§ **What is asked**
Find every line with the word "ztepilého" and report how many there are, without any other text.

§ **Task data**
:::::

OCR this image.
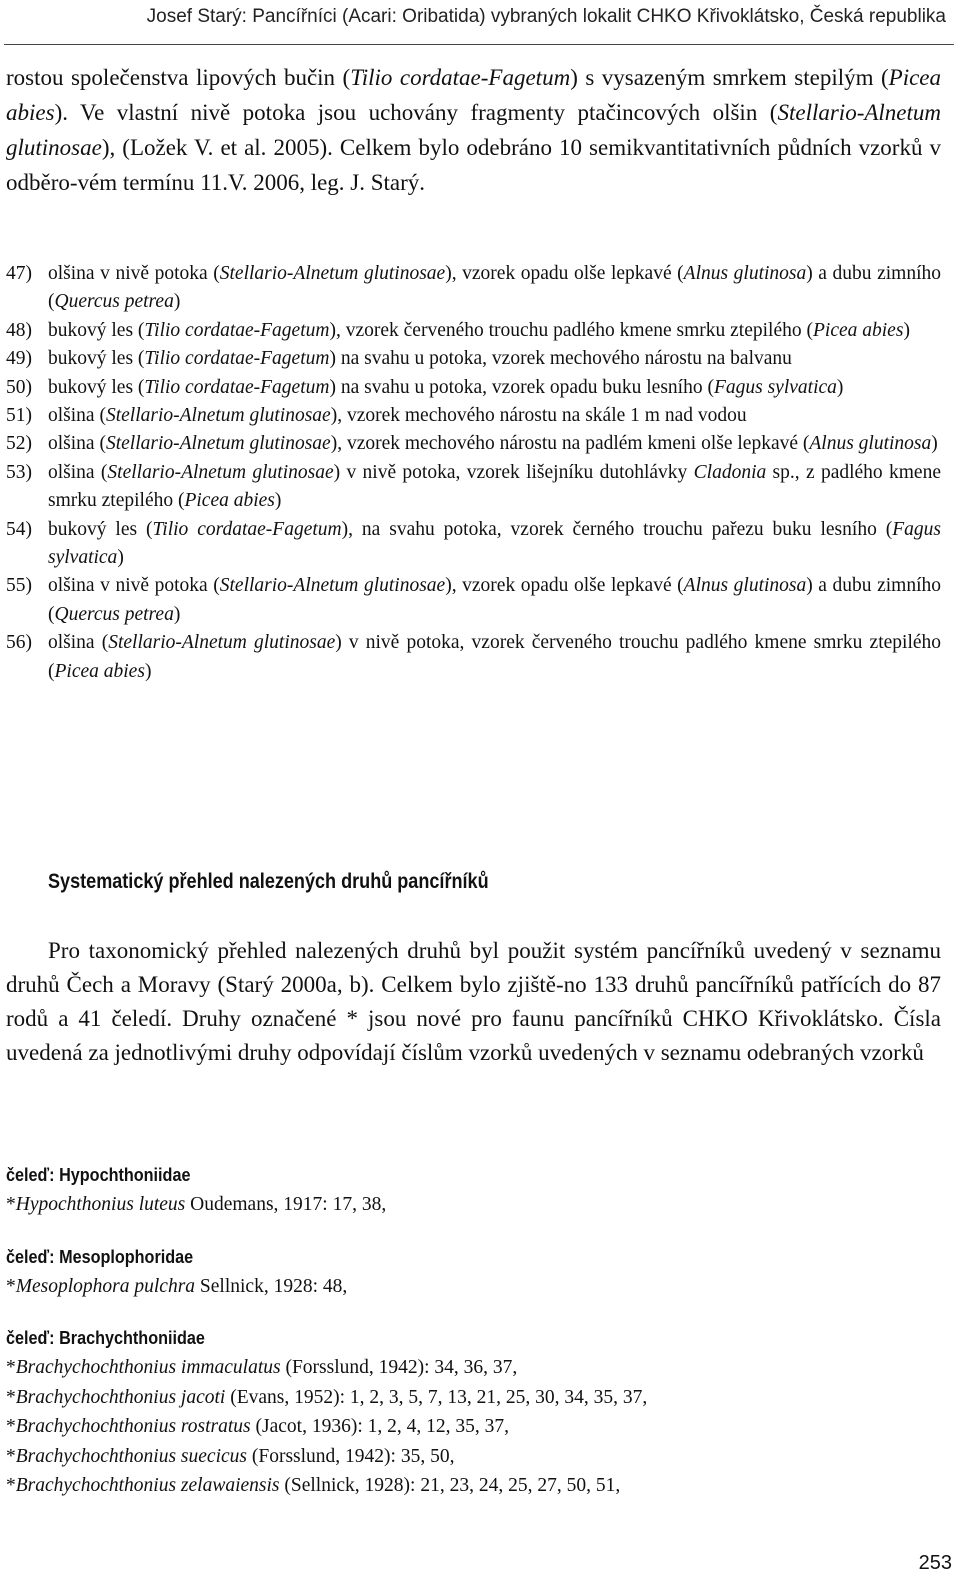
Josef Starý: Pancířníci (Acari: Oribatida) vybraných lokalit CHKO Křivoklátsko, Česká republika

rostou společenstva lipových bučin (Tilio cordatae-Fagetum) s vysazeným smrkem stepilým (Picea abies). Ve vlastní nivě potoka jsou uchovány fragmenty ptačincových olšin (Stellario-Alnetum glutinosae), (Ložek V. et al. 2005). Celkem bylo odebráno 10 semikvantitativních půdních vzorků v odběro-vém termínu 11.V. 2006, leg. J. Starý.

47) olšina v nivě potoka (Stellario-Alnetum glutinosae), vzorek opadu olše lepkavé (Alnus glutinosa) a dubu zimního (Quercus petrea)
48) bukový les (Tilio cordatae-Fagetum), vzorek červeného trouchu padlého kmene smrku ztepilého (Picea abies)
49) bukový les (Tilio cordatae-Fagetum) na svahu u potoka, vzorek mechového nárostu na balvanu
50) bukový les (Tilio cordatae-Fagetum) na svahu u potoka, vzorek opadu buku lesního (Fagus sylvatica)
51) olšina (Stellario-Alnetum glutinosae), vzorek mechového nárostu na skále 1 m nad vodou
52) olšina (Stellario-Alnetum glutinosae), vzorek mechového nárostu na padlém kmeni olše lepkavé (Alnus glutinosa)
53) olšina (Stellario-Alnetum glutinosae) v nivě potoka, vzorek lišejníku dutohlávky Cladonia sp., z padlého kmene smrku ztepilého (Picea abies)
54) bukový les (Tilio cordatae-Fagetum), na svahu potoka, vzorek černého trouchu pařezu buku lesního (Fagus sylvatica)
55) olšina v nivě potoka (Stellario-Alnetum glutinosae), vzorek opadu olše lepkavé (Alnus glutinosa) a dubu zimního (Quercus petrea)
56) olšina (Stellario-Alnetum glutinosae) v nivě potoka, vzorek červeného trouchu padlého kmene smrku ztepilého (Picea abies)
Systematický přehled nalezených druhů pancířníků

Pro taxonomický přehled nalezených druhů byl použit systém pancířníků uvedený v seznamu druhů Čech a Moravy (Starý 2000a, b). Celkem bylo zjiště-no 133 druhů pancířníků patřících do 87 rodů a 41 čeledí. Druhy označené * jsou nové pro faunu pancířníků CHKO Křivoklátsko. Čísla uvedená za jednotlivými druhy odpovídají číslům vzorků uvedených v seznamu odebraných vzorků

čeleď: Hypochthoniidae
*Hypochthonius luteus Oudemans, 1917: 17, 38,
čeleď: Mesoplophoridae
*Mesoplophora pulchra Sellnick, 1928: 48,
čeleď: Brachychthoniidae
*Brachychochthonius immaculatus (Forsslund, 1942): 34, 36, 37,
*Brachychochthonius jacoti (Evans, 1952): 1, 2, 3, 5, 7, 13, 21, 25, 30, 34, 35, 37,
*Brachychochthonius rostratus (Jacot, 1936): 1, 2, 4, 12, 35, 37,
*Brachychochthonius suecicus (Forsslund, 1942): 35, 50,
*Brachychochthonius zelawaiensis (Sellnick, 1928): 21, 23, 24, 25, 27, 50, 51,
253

:::::

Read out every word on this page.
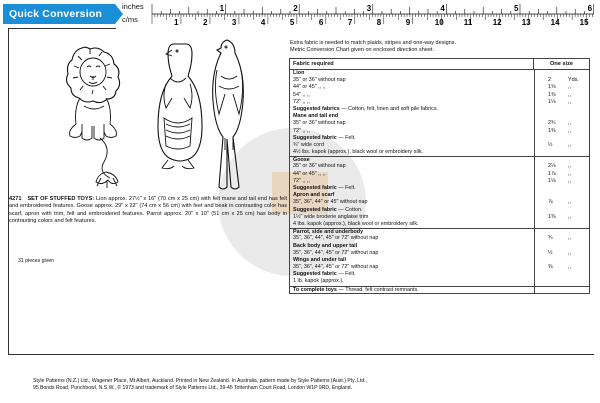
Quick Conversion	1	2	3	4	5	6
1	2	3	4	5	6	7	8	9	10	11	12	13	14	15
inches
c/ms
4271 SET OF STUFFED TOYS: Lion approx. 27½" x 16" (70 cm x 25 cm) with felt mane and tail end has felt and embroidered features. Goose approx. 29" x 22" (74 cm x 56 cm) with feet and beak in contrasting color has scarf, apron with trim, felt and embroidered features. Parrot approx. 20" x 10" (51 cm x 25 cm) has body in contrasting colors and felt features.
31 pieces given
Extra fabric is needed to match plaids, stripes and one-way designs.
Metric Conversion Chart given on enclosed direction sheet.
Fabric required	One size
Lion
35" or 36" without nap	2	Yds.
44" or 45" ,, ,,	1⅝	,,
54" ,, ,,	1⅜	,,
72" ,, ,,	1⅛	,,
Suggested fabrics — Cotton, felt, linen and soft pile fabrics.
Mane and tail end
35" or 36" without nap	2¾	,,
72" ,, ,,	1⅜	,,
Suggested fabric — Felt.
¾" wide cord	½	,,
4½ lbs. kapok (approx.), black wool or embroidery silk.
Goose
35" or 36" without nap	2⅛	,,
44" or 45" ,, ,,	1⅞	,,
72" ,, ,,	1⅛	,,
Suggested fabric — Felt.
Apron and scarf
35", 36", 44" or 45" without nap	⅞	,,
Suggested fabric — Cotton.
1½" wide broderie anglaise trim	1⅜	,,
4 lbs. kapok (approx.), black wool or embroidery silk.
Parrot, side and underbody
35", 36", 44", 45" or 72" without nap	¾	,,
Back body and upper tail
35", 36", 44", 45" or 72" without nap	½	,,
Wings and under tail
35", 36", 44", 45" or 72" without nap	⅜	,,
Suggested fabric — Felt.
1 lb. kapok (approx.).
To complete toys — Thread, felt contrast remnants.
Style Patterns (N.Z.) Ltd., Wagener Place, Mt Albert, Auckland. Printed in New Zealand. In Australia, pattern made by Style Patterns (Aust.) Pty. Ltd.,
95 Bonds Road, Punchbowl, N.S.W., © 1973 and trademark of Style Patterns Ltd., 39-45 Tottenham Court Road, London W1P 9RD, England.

:::::

§ **Solution for this exercise**
3